■ Given records
******************************
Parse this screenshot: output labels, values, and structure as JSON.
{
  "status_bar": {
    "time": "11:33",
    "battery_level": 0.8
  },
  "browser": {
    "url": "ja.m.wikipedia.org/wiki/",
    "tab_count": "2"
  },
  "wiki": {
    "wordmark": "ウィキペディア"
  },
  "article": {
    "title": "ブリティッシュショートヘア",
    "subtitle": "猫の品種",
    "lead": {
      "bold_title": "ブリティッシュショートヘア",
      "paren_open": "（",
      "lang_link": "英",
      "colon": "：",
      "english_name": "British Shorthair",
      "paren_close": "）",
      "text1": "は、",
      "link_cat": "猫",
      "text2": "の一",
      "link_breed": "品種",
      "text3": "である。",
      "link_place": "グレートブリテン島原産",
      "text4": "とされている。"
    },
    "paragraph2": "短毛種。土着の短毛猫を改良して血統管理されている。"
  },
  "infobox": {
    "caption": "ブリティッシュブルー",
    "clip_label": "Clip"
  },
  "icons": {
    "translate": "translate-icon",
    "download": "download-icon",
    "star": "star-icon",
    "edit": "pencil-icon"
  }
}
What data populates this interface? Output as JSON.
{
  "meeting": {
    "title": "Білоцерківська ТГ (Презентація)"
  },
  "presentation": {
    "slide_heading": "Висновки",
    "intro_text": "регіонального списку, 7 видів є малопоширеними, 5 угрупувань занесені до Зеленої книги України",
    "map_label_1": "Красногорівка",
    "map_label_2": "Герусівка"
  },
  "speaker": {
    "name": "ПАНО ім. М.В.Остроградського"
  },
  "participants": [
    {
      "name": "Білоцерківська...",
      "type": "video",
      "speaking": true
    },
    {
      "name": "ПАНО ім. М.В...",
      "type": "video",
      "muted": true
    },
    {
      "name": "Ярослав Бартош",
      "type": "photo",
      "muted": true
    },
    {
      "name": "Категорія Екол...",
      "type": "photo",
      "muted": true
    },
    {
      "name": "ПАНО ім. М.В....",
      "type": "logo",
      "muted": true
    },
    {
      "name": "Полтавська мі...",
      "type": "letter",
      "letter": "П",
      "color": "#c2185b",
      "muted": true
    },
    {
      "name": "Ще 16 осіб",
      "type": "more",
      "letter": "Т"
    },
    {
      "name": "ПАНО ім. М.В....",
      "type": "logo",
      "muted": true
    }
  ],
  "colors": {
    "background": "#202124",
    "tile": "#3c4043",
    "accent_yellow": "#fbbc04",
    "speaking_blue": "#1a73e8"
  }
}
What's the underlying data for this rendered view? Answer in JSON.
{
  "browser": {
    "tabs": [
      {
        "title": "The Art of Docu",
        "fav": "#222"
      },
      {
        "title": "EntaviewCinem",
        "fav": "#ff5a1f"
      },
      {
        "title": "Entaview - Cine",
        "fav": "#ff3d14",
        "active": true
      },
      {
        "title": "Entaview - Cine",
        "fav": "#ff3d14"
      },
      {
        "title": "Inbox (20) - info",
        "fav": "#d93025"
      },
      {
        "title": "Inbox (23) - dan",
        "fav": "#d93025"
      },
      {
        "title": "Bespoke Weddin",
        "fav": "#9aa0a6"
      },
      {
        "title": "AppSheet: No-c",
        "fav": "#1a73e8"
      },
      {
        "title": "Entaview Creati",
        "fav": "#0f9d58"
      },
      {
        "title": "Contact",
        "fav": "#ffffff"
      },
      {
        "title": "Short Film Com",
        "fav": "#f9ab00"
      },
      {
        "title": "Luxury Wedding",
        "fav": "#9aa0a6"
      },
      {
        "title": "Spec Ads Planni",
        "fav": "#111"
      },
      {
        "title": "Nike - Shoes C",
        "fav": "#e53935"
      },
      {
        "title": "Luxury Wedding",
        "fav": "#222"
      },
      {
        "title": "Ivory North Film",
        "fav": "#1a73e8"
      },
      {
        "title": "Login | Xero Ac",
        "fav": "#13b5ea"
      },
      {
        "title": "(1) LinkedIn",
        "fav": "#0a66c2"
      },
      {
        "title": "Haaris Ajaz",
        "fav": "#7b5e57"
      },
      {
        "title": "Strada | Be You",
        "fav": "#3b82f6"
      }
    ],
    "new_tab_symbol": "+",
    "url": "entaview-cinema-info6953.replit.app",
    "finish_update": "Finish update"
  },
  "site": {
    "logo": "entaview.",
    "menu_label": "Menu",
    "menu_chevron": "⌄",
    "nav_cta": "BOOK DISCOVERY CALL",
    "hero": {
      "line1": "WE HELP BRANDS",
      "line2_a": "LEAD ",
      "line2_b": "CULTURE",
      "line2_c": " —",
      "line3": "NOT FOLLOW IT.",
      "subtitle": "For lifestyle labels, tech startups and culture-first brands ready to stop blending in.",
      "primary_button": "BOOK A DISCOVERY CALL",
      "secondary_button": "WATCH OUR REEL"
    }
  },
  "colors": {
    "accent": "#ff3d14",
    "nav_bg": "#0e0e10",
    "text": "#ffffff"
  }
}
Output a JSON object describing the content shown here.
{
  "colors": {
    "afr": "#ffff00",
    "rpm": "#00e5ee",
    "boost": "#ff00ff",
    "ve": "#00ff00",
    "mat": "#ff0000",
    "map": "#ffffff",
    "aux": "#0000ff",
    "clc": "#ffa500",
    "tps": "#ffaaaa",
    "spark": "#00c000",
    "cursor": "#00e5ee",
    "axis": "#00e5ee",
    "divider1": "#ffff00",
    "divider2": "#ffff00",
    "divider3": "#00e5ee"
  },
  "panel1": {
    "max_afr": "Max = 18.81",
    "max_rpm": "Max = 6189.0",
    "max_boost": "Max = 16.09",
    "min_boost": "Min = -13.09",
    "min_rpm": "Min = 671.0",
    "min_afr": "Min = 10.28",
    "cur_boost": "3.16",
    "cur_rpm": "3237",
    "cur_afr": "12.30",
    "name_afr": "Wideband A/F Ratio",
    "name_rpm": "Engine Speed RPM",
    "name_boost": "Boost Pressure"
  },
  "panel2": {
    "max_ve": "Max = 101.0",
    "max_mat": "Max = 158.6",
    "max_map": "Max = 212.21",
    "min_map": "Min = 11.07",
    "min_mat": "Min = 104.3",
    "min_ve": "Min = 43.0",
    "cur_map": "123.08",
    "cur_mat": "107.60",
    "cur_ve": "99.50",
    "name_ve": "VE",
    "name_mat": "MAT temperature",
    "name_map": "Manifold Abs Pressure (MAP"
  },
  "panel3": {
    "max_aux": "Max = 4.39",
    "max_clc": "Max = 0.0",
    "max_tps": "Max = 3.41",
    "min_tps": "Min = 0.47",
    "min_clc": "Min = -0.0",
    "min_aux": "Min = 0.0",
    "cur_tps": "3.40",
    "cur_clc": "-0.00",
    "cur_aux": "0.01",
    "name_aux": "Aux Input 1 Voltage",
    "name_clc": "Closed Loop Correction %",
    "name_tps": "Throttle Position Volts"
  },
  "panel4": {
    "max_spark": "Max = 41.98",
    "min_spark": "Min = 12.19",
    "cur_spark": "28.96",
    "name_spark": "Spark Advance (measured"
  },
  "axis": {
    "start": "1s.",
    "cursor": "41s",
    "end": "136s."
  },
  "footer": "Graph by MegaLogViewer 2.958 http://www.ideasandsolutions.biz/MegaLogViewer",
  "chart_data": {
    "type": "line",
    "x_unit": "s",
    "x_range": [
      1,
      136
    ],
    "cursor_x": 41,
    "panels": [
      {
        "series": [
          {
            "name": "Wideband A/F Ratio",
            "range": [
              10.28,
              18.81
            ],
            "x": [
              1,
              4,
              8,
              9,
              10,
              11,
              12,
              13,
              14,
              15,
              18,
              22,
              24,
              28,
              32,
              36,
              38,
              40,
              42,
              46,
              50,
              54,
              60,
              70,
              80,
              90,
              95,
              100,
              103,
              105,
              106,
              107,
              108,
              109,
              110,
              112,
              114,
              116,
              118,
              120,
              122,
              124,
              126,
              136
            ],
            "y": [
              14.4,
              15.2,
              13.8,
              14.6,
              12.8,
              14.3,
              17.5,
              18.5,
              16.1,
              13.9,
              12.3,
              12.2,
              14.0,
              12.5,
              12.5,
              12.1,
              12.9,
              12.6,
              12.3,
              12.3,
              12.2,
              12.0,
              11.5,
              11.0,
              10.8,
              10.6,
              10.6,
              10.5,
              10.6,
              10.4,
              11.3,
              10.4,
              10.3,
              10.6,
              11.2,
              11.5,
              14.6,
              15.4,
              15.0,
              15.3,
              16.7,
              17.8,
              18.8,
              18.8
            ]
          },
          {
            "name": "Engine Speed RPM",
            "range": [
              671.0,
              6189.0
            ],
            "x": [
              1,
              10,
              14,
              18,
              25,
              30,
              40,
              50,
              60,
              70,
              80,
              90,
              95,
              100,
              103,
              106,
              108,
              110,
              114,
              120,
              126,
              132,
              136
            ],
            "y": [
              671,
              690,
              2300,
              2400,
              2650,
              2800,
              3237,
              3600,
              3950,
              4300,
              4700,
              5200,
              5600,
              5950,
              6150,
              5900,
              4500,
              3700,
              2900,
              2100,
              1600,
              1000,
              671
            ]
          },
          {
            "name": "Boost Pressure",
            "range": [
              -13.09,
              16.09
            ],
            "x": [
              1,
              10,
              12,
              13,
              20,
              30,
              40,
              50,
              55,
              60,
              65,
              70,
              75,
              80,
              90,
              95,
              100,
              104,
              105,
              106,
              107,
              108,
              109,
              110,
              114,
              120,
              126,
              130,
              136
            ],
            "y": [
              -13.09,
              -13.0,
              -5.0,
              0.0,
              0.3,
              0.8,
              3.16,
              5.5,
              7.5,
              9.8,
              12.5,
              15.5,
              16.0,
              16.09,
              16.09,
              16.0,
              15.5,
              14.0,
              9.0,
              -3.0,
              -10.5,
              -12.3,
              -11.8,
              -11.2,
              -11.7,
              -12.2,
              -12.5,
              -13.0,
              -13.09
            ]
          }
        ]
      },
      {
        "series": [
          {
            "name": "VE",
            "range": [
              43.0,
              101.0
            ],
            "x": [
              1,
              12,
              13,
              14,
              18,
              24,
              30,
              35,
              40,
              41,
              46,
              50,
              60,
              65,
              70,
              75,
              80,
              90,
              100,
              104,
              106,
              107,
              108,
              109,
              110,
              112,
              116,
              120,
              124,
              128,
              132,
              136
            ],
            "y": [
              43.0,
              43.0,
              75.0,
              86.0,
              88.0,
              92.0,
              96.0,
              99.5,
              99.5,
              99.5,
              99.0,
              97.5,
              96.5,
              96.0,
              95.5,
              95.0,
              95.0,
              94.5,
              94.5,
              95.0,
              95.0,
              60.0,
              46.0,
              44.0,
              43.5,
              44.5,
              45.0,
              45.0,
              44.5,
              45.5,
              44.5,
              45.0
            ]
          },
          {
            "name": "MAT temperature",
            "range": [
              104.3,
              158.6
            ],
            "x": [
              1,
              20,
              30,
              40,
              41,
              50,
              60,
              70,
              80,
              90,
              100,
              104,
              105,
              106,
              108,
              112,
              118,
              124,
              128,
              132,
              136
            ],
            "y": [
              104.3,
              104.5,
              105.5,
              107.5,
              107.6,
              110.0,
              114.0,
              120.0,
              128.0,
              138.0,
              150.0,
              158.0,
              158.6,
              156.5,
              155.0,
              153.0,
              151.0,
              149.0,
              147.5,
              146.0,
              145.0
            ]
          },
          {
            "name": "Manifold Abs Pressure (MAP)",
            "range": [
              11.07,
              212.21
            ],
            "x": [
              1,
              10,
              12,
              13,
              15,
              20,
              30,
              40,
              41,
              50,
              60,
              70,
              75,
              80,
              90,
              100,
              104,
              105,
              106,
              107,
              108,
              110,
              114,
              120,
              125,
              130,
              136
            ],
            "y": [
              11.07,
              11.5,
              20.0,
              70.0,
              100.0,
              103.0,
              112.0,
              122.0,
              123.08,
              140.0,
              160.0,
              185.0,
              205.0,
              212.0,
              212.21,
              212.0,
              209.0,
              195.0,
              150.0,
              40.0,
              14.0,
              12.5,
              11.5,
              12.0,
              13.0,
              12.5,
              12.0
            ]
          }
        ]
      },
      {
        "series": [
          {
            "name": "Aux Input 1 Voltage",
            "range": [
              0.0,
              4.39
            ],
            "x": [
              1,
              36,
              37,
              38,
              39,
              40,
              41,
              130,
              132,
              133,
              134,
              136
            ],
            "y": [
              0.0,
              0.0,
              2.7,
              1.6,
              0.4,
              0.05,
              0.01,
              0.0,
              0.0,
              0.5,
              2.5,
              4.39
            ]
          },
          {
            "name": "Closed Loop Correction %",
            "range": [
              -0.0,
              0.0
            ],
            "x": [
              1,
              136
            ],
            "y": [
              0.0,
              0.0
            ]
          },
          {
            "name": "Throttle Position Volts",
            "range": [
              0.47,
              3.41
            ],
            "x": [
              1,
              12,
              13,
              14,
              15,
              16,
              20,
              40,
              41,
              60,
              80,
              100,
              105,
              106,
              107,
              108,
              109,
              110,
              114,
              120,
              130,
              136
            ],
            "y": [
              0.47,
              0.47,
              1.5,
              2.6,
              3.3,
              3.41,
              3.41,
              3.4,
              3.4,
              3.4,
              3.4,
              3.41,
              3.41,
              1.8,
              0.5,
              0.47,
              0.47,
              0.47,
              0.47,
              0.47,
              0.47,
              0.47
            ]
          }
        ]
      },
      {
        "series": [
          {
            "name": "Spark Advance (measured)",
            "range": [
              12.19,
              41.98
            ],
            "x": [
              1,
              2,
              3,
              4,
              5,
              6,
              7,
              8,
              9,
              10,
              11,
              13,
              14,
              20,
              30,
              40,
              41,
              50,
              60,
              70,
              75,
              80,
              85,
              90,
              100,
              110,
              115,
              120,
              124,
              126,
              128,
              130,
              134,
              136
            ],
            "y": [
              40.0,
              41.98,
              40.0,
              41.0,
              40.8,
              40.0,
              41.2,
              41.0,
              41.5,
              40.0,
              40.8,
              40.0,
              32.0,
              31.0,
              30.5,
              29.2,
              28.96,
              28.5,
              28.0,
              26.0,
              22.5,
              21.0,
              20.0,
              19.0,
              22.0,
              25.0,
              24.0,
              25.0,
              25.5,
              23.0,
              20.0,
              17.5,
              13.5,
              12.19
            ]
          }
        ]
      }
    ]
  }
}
******************************
■ Directions for this task
Go through the material above and copy each line that has the word "Ratio".

■ Right answer
    "name_afr": "Wideband A/F Ratio",
            "name": "Wideband A/F Ratio",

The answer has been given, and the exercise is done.